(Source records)

—————

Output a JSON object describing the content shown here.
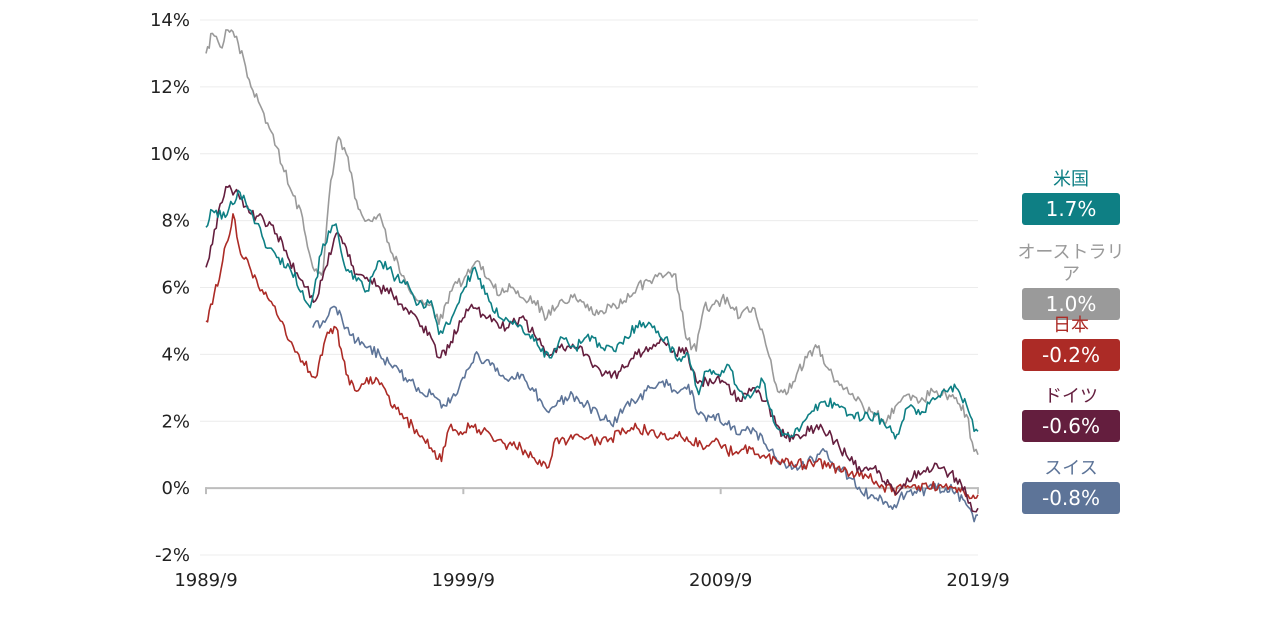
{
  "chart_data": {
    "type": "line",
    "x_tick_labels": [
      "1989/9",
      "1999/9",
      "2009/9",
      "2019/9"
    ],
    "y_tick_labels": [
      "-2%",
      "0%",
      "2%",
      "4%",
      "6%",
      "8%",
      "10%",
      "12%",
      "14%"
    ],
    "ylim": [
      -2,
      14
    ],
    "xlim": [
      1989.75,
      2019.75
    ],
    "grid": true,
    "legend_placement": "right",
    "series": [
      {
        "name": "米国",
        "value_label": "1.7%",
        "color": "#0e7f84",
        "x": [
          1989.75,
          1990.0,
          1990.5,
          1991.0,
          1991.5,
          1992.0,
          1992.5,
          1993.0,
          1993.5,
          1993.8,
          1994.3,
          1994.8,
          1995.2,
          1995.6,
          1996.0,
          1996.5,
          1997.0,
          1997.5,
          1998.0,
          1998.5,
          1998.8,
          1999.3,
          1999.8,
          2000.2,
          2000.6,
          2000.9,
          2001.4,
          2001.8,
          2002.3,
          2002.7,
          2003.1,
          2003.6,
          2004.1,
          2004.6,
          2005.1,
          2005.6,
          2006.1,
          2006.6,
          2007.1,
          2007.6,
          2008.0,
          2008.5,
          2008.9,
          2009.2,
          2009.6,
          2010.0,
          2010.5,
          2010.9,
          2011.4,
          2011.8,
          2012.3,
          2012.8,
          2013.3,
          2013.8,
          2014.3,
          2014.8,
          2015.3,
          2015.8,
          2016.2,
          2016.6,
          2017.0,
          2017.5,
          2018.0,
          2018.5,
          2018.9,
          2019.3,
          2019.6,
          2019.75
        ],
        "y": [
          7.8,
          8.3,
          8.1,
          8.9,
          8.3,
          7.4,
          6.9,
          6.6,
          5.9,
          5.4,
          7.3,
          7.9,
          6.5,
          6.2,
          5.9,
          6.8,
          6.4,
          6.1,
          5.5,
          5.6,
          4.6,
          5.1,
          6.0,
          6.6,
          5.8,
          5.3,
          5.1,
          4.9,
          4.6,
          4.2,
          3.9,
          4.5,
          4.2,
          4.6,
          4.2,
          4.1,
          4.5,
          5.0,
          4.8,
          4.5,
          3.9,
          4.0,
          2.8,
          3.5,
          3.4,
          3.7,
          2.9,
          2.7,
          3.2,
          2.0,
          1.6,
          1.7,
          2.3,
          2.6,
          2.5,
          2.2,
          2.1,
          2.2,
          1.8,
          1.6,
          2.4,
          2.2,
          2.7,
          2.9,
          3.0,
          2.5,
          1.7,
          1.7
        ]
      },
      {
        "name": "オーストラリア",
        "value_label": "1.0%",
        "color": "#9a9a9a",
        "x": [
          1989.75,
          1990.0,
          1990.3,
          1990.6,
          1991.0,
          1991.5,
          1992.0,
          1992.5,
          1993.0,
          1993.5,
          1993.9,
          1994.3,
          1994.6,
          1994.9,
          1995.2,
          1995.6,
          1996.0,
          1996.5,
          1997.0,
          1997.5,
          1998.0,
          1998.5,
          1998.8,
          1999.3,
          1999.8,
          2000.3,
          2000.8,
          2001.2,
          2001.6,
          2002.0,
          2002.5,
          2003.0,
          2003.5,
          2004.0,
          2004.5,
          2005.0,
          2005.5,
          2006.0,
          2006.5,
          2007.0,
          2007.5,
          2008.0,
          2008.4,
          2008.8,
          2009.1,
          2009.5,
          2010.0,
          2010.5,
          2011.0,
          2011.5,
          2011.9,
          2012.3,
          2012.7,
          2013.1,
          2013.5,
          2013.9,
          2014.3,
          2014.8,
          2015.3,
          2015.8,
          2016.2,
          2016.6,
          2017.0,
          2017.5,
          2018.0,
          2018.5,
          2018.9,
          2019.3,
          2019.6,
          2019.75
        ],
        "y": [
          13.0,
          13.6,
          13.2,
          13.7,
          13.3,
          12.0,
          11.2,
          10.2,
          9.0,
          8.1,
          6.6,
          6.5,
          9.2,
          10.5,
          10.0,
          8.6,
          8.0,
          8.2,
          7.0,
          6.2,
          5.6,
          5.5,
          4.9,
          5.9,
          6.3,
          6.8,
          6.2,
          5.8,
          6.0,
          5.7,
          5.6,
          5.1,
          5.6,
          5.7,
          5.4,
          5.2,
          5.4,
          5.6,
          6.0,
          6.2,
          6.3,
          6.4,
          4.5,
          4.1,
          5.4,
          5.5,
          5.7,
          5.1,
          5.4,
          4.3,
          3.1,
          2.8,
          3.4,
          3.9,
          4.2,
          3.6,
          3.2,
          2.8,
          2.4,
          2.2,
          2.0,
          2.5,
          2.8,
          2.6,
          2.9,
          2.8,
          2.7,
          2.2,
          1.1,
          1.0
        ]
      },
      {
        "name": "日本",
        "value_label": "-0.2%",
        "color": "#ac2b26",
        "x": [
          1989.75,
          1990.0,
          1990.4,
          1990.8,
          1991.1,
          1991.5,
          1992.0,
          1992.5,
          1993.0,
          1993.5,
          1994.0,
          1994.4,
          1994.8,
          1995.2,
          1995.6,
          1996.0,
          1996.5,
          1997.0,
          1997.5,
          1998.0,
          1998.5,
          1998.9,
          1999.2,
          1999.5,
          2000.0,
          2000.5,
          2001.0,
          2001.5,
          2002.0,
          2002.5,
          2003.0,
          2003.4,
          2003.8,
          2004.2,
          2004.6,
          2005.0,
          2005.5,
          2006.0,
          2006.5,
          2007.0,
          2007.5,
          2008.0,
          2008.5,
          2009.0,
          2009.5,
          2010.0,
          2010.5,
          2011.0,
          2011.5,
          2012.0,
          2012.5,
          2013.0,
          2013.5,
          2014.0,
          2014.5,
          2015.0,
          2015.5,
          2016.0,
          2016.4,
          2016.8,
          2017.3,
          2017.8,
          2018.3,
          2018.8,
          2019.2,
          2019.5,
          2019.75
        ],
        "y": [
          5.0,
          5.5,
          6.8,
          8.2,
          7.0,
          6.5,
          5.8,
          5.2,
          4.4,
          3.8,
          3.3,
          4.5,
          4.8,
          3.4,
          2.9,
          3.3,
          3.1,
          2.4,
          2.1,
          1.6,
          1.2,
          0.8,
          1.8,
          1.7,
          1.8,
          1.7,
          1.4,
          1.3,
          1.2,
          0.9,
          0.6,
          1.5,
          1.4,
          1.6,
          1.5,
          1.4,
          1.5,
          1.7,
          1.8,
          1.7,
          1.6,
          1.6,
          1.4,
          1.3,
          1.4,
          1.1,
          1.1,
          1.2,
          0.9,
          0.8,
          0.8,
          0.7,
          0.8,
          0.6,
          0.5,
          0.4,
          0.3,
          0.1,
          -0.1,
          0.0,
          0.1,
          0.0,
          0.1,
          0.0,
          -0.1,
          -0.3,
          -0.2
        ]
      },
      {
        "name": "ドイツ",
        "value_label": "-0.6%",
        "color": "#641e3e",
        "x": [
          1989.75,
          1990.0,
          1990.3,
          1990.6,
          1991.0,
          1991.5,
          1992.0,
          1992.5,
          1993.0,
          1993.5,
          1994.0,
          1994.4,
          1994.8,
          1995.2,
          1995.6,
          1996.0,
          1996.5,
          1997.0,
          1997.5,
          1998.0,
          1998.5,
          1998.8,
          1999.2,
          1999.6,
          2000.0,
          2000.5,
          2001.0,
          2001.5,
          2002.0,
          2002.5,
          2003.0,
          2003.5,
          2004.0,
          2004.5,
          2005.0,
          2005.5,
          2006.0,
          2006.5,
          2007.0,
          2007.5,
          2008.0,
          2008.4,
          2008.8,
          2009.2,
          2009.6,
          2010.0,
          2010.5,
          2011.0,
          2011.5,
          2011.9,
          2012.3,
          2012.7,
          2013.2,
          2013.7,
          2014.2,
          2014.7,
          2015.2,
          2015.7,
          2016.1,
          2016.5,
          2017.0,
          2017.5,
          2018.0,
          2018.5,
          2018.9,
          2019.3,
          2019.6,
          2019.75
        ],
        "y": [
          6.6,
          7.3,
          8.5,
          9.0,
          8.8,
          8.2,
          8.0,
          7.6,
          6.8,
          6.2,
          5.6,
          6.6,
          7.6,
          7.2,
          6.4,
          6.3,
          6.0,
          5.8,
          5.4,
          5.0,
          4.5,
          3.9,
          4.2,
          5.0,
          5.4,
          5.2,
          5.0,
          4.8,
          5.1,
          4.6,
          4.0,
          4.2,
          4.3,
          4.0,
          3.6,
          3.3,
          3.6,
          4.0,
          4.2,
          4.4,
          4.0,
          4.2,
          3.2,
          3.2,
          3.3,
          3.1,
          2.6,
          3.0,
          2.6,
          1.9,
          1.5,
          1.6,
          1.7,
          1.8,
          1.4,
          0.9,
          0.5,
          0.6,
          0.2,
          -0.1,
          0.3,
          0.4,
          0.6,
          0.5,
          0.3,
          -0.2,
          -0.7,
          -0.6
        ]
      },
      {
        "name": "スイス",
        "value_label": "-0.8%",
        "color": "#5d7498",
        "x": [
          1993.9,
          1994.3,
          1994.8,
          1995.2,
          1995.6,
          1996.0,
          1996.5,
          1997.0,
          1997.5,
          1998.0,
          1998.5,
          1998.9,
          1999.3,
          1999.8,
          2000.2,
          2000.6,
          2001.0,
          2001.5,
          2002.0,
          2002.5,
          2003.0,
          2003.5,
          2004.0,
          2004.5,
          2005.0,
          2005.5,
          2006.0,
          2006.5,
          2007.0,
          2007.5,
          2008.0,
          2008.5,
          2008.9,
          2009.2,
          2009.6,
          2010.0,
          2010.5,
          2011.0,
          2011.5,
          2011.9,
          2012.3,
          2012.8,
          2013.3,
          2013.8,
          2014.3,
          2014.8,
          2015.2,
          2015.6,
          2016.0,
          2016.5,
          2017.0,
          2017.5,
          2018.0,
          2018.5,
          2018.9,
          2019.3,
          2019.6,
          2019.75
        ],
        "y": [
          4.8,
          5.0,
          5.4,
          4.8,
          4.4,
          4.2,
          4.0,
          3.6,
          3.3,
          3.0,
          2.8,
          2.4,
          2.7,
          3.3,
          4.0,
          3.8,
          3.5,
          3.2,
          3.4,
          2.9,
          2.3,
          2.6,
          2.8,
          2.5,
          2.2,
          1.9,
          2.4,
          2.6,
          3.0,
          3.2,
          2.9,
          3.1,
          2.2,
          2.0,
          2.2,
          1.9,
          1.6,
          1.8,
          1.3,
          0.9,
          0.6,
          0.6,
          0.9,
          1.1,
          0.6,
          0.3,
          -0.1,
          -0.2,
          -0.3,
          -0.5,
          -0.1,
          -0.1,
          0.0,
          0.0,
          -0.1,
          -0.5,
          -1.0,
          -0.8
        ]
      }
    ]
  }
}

—————

> [WHAT TO DO]: Copy every line of the listing containing the string "color".

> [RESULT BELOW]:
        "color": "#0e7f84",
        "color": "#9a9a9a",
        "color": "#ac2b26",
        "color": "#641e3e",
        "color": "#5d7498",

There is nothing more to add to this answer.